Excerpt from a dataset
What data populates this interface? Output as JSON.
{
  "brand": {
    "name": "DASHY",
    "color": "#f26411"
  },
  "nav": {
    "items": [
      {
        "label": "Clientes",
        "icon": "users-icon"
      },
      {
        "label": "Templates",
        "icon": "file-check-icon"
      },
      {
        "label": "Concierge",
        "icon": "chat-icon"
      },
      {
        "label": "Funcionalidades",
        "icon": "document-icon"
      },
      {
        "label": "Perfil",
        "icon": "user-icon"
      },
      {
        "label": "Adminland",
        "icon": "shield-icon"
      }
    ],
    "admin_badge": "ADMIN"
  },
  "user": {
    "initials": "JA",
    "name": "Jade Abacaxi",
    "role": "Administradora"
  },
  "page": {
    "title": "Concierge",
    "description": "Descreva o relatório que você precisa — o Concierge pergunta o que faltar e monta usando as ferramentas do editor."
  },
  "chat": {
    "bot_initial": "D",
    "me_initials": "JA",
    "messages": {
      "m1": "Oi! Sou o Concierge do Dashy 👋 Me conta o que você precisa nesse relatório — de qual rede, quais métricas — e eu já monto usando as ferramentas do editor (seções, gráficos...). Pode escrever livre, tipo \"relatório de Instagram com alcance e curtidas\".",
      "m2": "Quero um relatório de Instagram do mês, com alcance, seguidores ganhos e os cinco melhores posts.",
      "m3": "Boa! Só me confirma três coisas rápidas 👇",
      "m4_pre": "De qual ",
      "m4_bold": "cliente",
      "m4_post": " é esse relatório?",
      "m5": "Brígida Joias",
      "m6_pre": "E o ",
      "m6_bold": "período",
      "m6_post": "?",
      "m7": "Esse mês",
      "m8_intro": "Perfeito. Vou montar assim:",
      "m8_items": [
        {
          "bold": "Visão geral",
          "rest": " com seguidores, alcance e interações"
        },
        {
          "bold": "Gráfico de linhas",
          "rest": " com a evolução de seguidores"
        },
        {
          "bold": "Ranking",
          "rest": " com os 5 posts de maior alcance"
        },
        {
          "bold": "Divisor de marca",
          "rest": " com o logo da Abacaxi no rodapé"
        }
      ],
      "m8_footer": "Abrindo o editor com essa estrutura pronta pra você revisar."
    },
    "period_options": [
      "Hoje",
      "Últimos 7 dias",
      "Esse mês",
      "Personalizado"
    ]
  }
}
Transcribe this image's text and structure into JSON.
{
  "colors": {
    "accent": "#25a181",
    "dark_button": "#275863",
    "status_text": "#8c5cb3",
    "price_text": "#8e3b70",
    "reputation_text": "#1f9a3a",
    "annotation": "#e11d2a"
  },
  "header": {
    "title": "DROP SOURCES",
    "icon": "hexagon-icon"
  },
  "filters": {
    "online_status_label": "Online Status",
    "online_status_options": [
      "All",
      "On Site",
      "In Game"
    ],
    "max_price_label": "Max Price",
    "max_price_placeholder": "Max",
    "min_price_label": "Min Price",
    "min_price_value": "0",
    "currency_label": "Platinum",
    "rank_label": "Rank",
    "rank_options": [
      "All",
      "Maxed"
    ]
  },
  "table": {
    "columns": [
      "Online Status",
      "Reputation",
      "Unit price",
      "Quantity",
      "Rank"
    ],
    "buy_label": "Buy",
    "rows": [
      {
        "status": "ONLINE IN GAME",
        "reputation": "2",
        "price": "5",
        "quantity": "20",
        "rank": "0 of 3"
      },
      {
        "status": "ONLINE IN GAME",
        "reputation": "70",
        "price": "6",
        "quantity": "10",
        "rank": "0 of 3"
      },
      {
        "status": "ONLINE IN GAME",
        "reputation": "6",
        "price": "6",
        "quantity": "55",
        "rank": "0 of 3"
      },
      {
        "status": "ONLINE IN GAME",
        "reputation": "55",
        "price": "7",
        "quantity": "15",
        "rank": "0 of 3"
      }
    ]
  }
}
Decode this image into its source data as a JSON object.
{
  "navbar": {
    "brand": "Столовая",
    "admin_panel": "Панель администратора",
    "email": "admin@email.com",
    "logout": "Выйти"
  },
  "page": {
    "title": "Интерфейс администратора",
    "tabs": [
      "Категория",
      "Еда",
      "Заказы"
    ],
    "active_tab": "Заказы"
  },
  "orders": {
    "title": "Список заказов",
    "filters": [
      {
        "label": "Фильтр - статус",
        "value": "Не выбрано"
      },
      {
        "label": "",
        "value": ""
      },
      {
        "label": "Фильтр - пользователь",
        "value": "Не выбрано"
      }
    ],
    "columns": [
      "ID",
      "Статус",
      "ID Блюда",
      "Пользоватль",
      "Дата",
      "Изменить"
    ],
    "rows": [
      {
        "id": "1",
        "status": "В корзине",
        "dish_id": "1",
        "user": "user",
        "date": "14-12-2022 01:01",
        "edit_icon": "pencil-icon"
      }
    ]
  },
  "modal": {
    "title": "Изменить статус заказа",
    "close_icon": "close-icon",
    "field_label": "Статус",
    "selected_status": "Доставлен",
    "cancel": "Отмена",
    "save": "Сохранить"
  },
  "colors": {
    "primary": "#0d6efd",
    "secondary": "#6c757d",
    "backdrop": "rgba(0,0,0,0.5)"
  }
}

[WORK TO DO] Restate every record exactly, leaving nothing out.

[IN RESPONSE]
What data populates this interface? Output as JSON.
{
  "brand": {
    "name": "DASHY",
    "color": "#f26411"
  },
  "nav": {
    "items": [
      {
        "label": "Clientes",
        "icon": "users-icon"
      },
      {
        "label": "Templates",
        "icon": "file-check-icon"
      },
      {
        "label": "Concierge",
        "icon": "chat-icon"
      },
      {
        "label": "Funcionalidades",
        "icon": "document-icon"
      },
      {
        "label": "Perfil",
        "icon": "user-icon"
      },
      {
        "label": "Adminland",
        "icon": "shield-icon"
      }
    ],
    "admin_badge": "ADMIN"
  },
  "user": {
    "initials": "JA",
    "name": "Jade Abacaxi",
    "role": "Administradora"
  },
  "page": {
    "title": "Concierge",
    "description": "Descreva o relatório que você precisa — o Concierge pergunta o que faltar e monta usando as ferramentas do editor."
  },
  "chat": {
    "bot_initial": "D",
    "me_initials": "JA",
    "messages": {
      "m1": "Oi! Sou o Concierge do Dashy 👋 Me conta o que você precisa nesse relatório — de qual rede, quais métricas — e eu já monto usando as ferramentas do editor (seções, gráficos...). Pode escrever livre, tipo \"relatório de Instagram com alcance e curtidas\".",
      "m2": "Quero um relatório de Instagram do mês, com alcance, seguidores ganhos e os cinco melhores posts.",
      "m3": "Boa! Só me confirma três coisas rápidas 👇",
      "m4_pre": "De qual ",
      "m4_bold": "cliente",
      "m4_post": " é esse relatório?",
      "m5": "Brígida Joias",
      "m6_pre": "E o ",
      "m6_bold": "período",
      "m6_post": "?",
      "m7": "Esse mês",
      "m8_intro": "Perfeito. Vou montar assim:",
      "m8_items": [
        {
          "bold": "Visão geral",
          "rest": " com seguidores, alcance e interações"
        },
        {
          "bold": "Gráfico de linhas",
          "rest": " com a evolução de seguidores"
        },
        {
          "bold": "Ranking",
          "rest": " com os 5 posts de maior alcance"
        },
        {
          "bold": "Divisor de marca",
          "rest": " com o logo da Abacaxi no rodapé"
        }
      ],
      "m8_footer": "Abrindo o editor com essa estrutura pronta pra você revisar."
    },
    "period_options": [
      "Hoje",
      "Últimos 7 dias",
      "Esse mês",
      "Personalizado"
    ]
  }
}
Transcribe this image's text and structure into JSON.
{
  "colors": {
    "accent": "#25a181",
    "dark_button": "#275863",
    "status_text": "#8c5cb3",
    "price_text": "#8e3b70",
    "reputation_text": "#1f9a3a",
    "annotation": "#e11d2a"
  },
  "header": {
    "title": "DROP SOURCES",
    "icon": "hexagon-icon"
  },
  "filters": {
    "online_status_label": "Online Status",
    "online_status_options": [
      "All",
      "On Site",
      "In Game"
    ],
    "max_price_label": "Max Price",
    "max_price_placeholder": "Max",
    "min_price_label": "Min Price",
    "min_price_value": "0",
    "currency_label": "Platinum",
    "rank_label": "Rank",
    "rank_options": [
      "All",
      "Maxed"
    ]
  },
  "table": {
    "columns": [
      "Online Status",
      "Reputation",
      "Unit price",
      "Quantity",
      "Rank"
    ],
    "buy_label": "Buy",
    "rows": [
      {
        "status": "ONLINE IN GAME",
        "reputation": "2",
        "price": "5",
        "quantity": "20",
        "rank": "0 of 3"
      },
      {
        "status": "ONLINE IN GAME",
        "reputation": "70",
        "price": "6",
        "quantity": "10",
        "rank": "0 of 3"
      },
      {
        "status": "ONLINE IN GAME",
        "reputation": "6",
        "price": "6",
        "quantity": "55",
        "rank": "0 of 3"
      },
      {
        "status": "ONLINE IN GAME",
        "reputation": "55",
        "price": "7",
        "quantity": "15",
        "rank": "0 of 3"
      }
    ]
  }
}
Decode this image into its source data as a JSON object.
{
  "navbar": {
    "brand": "Столовая",
    "admin_panel": "Панель администратора",
    "email": "admin@email.com",
    "logout": "Выйти"
  },
  "page": {
    "title": "Интерфейс администратора",
    "tabs": [
      "Категория",
      "Еда",
      "Заказы"
    ],
    "active_tab": "Заказы"
  },
  "orders": {
    "title": "Список заказов",
    "filters": [
      {
        "label": "Фильтр - статус",
        "value": "Не выбрано"
      },
      {
        "label": "",
        "value": ""
      },
      {
        "label": "Фильтр - пользователь",
        "value": "Не выбрано"
      }
    ],
    "columns": [
      "ID",
      "Статус",
      "ID Блюда",
      "Пользоватль",
      "Дата",
      "Изменить"
    ],
    "rows": [
      {
        "id": "1",
        "status": "В корзине",
        "dish_id": "1",
        "user": "user",
        "date": "14-12-2022 01:01",
        "edit_icon": "pencil-icon"
      }
    ]
  },
  "modal": {
    "title": "Изменить статус заказа",
    "close_icon": "close-icon",
    "field_label": "Статус",
    "selected_status": "Доставлен",
    "cancel": "Отмена",
    "save": "Сохранить"
  },
  "colors": {
    "primary": "#0d6efd",
    "secondary": "#6c757d",
    "backdrop": "rgba(0,0,0,0.5)"
  }
}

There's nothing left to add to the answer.